-- Begin Dataset excerpts --

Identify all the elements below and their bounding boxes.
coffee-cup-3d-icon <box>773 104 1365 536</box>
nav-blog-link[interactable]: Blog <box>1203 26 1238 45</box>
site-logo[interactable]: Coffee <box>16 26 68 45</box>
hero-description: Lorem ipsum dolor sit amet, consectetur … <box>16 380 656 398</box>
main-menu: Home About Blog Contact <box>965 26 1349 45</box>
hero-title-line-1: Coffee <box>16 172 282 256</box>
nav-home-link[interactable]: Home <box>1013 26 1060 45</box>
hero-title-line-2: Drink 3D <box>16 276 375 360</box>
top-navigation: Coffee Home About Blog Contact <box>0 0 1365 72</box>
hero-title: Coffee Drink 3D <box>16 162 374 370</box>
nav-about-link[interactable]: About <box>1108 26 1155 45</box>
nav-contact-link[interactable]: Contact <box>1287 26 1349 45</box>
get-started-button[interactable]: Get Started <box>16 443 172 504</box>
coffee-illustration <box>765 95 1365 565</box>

-- End Dataset excerpts --

Requirements ->
Pull out each line of the records that contains the word "Drink". Treat uppercase and lowercase as different.

Answer to the exercise ->
hero-title-line-2: Drink 3D <box>16 276 375 360</box>
hero-title: Coffee Drink 3D <box>16 162 374 370</box>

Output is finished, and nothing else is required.